▶ **Your goal**
Omit the pictures and output every entry below exactly as written.
_____
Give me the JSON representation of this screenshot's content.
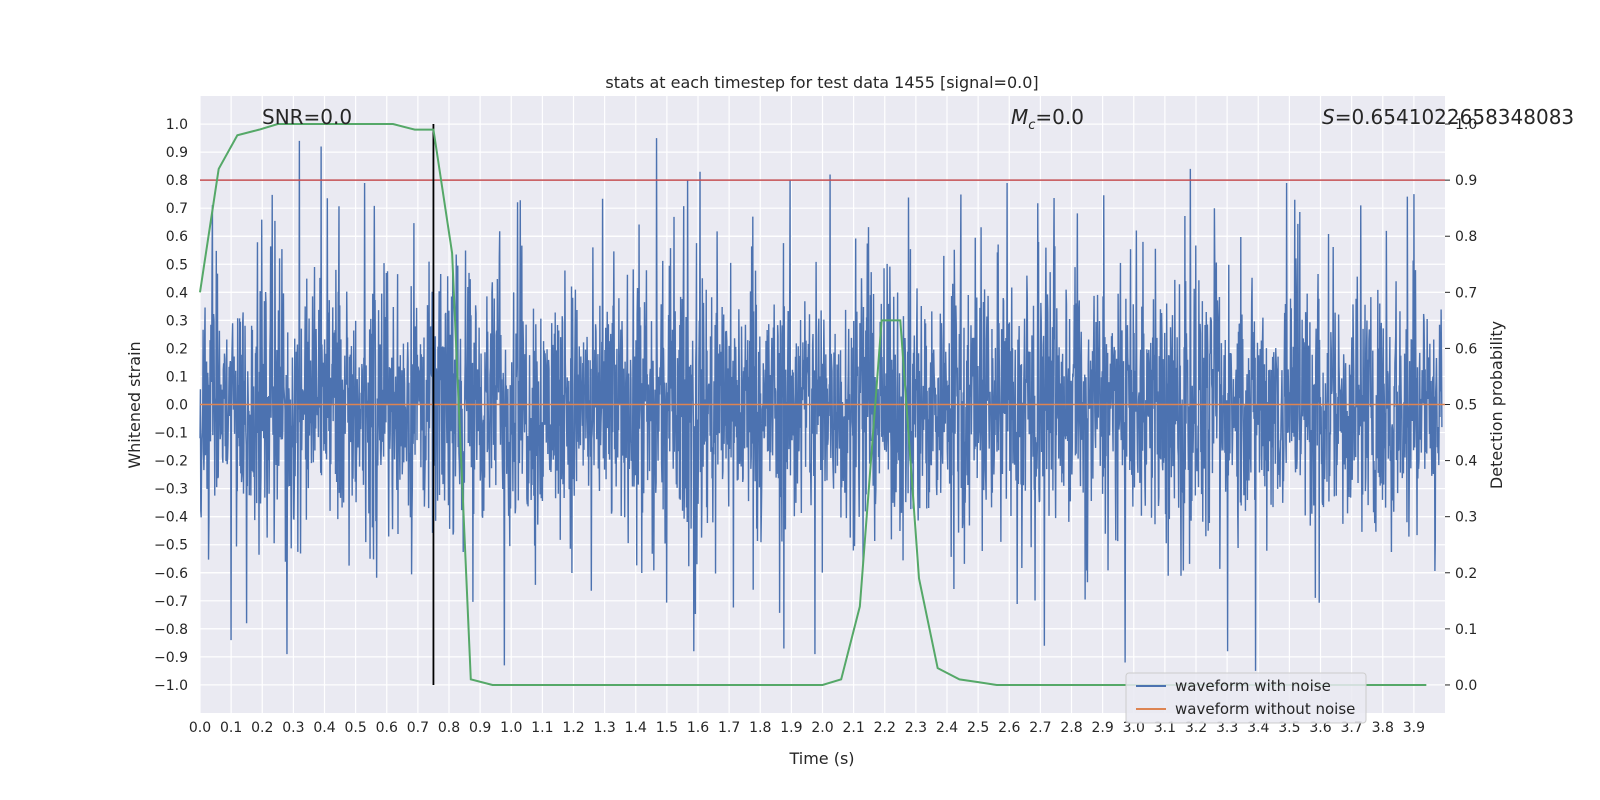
{
  "chart_data": {
    "type": "line",
    "title": "stats at each timestep for test data 1455 [signal=0.0]",
    "xlabel": "Time (s)",
    "ylabel": "Whitened strain",
    "y2label": "Detection probability",
    "xlim": [
      0.0,
      4.0
    ],
    "ylim": [
      -1.1,
      1.1
    ],
    "y2lim": [
      -0.05,
      1.05
    ],
    "xticks": [
      "0.0",
      "0.1",
      "0.2",
      "0.3",
      "0.4",
      "0.5",
      "0.6",
      "0.7",
      "0.8",
      "0.9",
      "1.0",
      "1.1",
      "1.2",
      "1.3",
      "1.4",
      "1.5",
      "1.6",
      "1.7",
      "1.8",
      "1.9",
      "2.0",
      "2.1",
      "2.2",
      "2.3",
      "2.4",
      "2.5",
      "2.6",
      "2.7",
      "2.8",
      "2.9",
      "3.0",
      "3.1",
      "3.2",
      "3.3",
      "3.4",
      "3.5",
      "3.6",
      "3.7",
      "3.8",
      "3.9"
    ],
    "yticks": [
      "1.0",
      "0.9",
      "0.8",
      "0.7",
      "0.6",
      "0.5",
      "0.4",
      "0.3",
      "0.2",
      "0.1",
      "0.0",
      "−0.1",
      "−0.2",
      "−0.3",
      "−0.4",
      "−0.5",
      "−0.6",
      "−0.7",
      "−0.8",
      "−0.9",
      "−1.0"
    ],
    "y2ticks": [
      "1.0",
      "0.9",
      "0.8",
      "0.7",
      "0.6",
      "0.5",
      "0.4",
      "0.3",
      "0.2",
      "0.1",
      "0.0"
    ],
    "grid": true,
    "legend_position": "bottom-right",
    "annotations": {
      "snr": "SNR=0.0",
      "mc_symbol": "M",
      "mc_sub": "c",
      "mc_value": "=0.0",
      "s_symbol": "S",
      "s_value": "=0.6541022658348083"
    },
    "series": [
      {
        "name": "waveform with noise",
        "color": "#4c72b0",
        "axis": "left",
        "envelope_description_values": {
          "noise_peak_pos": [
            [
              0.28,
              1.0
            ],
            [
              0.32,
              0.94
            ],
            [
              0.39,
              0.92
            ],
            [
              0.53,
              0.79
            ],
            [
              1.47,
              0.95
            ],
            [
              1.57,
              0.8
            ],
            [
              1.61,
              0.83
            ],
            [
              1.9,
              0.8
            ],
            [
              2.03,
              0.82
            ],
            [
              2.6,
              0.79
            ],
            [
              3.19,
              0.84
            ],
            [
              3.5,
              0.79
            ],
            [
              3.91,
              0.75
            ]
          ],
          "noise_peak_neg": [
            [
              0.1,
              -0.84
            ],
            [
              0.15,
              -0.78
            ],
            [
              0.28,
              -0.89
            ],
            [
              0.98,
              -0.93
            ],
            [
              1.59,
              -0.88
            ],
            [
              1.88,
              -0.87
            ],
            [
              1.98,
              -0.89
            ],
            [
              2.72,
              -0.86
            ],
            [
              2.98,
              -0.92
            ],
            [
              3.31,
              -0.88
            ],
            [
              3.4,
              -0.95
            ]
          ]
        }
      },
      {
        "name": "waveform without noise",
        "color": "#dd8452",
        "axis": "left",
        "x": [
          0.0,
          4.0
        ],
        "y": [
          0.0,
          0.0
        ]
      },
      {
        "name": "",
        "color": "#55a868",
        "axis": "right",
        "x": [
          0.0,
          0.06,
          0.12,
          0.19,
          0.25,
          0.31,
          0.37,
          0.44,
          0.5,
          0.56,
          0.62,
          0.69,
          0.75,
          0.81,
          0.87,
          0.94,
          1.0,
          1.2,
          1.4,
          1.6,
          1.8,
          2.0,
          2.06,
          2.12,
          2.19,
          2.25,
          2.31,
          2.37,
          2.44,
          2.5,
          2.56,
          2.62,
          2.8,
          3.0,
          3.5,
          3.94
        ],
        "y": [
          0.7,
          0.92,
          0.98,
          0.99,
          1.0,
          1.0,
          1.0,
          1.0,
          1.0,
          1.0,
          1.0,
          0.99,
          0.99,
          0.77,
          0.01,
          0.0,
          0.0,
          0.0,
          0.0,
          0.0,
          0.0,
          0.0,
          0.01,
          0.14,
          0.65,
          0.65,
          0.19,
          0.03,
          0.01,
          0.005,
          0.0,
          0.0,
          0.0,
          0.0,
          0.0,
          0.0
        ]
      }
    ],
    "hlines": [
      {
        "y2": 0.9,
        "color": "#c44e52"
      }
    ],
    "vlines": [
      {
        "x": 0.75,
        "y_from": -1.0,
        "y_to": 1.0,
        "color": "#000000"
      }
    ]
  }
}
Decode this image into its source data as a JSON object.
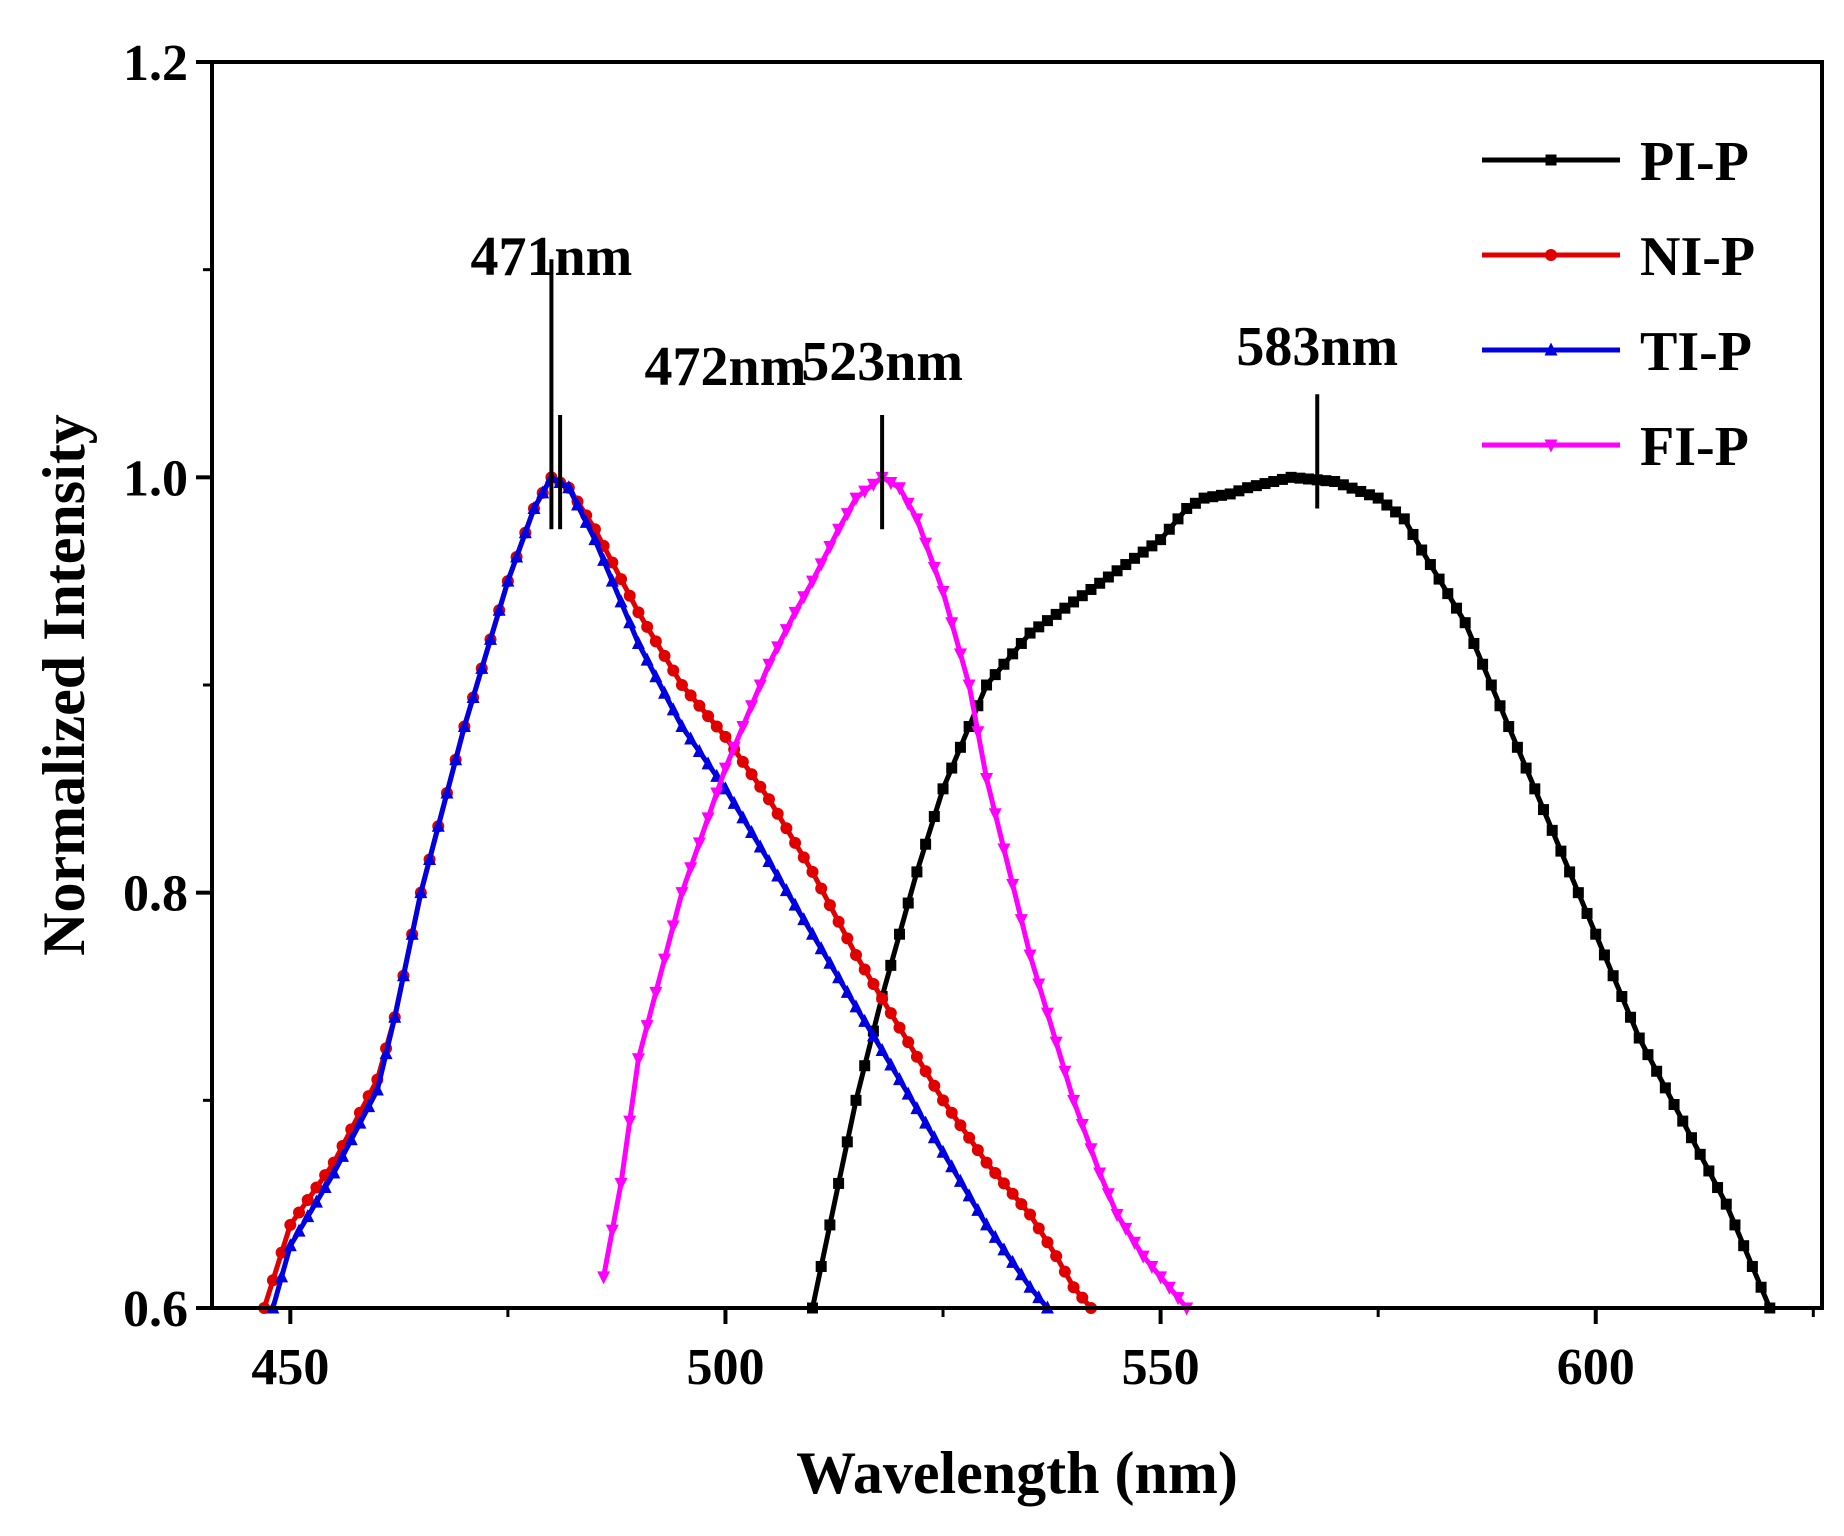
_____
▶ **Response below**
Give me the JSON representation of this screenshot's content.
{
  "chart_data": {
    "type": "line",
    "title": "stats at each timestep for test data 1455 [signal=0.0]",
    "xlabel": "Time (s)",
    "ylabel": "Whitened strain",
    "y2label": "Detection probability",
    "xlim": [
      0.0,
      4.0
    ],
    "ylim": [
      -1.1,
      1.1
    ],
    "y2lim": [
      -0.05,
      1.05
    ],
    "xticks": [
      "0.0",
      "0.1",
      "0.2",
      "0.3",
      "0.4",
      "0.5",
      "0.6",
      "0.7",
      "0.8",
      "0.9",
      "1.0",
      "1.1",
      "1.2",
      "1.3",
      "1.4",
      "1.5",
      "1.6",
      "1.7",
      "1.8",
      "1.9",
      "2.0",
      "2.1",
      "2.2",
      "2.3",
      "2.4",
      "2.5",
      "2.6",
      "2.7",
      "2.8",
      "2.9",
      "3.0",
      "3.1",
      "3.2",
      "3.3",
      "3.4",
      "3.5",
      "3.6",
      "3.7",
      "3.8",
      "3.9"
    ],
    "yticks": [
      "1.0",
      "0.9",
      "0.8",
      "0.7",
      "0.6",
      "0.5",
      "0.4",
      "0.3",
      "0.2",
      "0.1",
      "0.0",
      "−0.1",
      "−0.2",
      "−0.3",
      "−0.4",
      "−0.5",
      "−0.6",
      "−0.7",
      "−0.8",
      "−0.9",
      "−1.0"
    ],
    "y2ticks": [
      "1.0",
      "0.9",
      "0.8",
      "0.7",
      "0.6",
      "0.5",
      "0.4",
      "0.3",
      "0.2",
      "0.1",
      "0.0"
    ],
    "grid": true,
    "legend_position": "bottom-right",
    "annotations": {
      "snr": "SNR=0.0",
      "mc_symbol": "M",
      "mc_sub": "c",
      "mc_value": "=0.0",
      "s_symbol": "S",
      "s_value": "=0.6541022658348083"
    },
    "series": [
      {
        "name": "waveform with noise",
        "color": "#4c72b0",
        "axis": "left",
        "envelope_description_values": {
          "noise_peak_pos": [
            [
              0.28,
              1.0
            ],
            [
              0.32,
              0.94
            ],
            [
              0.39,
              0.92
            ],
            [
              0.53,
              0.79
            ],
            [
              1.47,
              0.95
            ],
            [
              1.57,
              0.8
            ],
            [
              1.61,
              0.83
            ],
            [
              1.9,
              0.8
            ],
            [
              2.03,
              0.82
            ],
            [
              2.6,
              0.79
            ],
            [
              3.19,
              0.84
            ],
            [
              3.5,
              0.79
            ],
            [
              3.91,
              0.75
            ]
          ],
          "noise_peak_neg": [
            [
              0.1,
              -0.84
            ],
            [
              0.15,
              -0.78
            ],
            [
              0.28,
              -0.89
            ],
            [
              0.98,
              -0.93
            ],
            [
              1.59,
              -0.88
            ],
            [
              1.88,
              -0.87
            ],
            [
              1.98,
              -0.89
            ],
            [
              2.72,
              -0.86
            ],
            [
              2.98,
              -0.92
            ],
            [
              3.31,
              -0.88
            ],
            [
              3.4,
              -0.95
            ]
          ]
        }
      },
      {
        "name": "waveform without noise",
        "color": "#dd8452",
        "axis": "left",
        "x": [
          0.0,
          4.0
        ],
        "y": [
          0.0,
          0.0
        ]
      },
      {
        "name": "",
        "color": "#55a868",
        "axis": "right",
        "x": [
          0.0,
          0.06,
          0.12,
          0.19,
          0.25,
          0.31,
          0.37,
          0.44,
          0.5,
          0.56,
          0.62,
          0.69,
          0.75,
          0.81,
          0.87,
          0.94,
          1.0,
          1.2,
          1.4,
          1.6,
          1.8,
          2.0,
          2.06,
          2.12,
          2.19,
          2.25,
          2.31,
          2.37,
          2.44,
          2.5,
          2.56,
          2.62,
          2.8,
          3.0,
          3.5,
          3.94
        ],
        "y": [
          0.7,
          0.92,
          0.98,
          0.99,
          1.0,
          1.0,
          1.0,
          1.0,
          1.0,
          1.0,
          1.0,
          0.99,
          0.99,
          0.77,
          0.01,
          0.0,
          0.0,
          0.0,
          0.0,
          0.0,
          0.0,
          0.0,
          0.01,
          0.14,
          0.65,
          0.65,
          0.19,
          0.03,
          0.01,
          0.005,
          0.0,
          0.0,
          0.0,
          0.0,
          0.0,
          0.0
        ]
      }
    ],
    "hlines": [
      {
        "y2": 0.9,
        "color": "#c44e52"
      }
    ],
    "vlines": [
      {
        "x": 0.75,
        "y_from": -1.0,
        "y_to": 1.0,
        "color": "#000000"
      }
    ]
  }
}
Decode this image into its source data as a JSON object.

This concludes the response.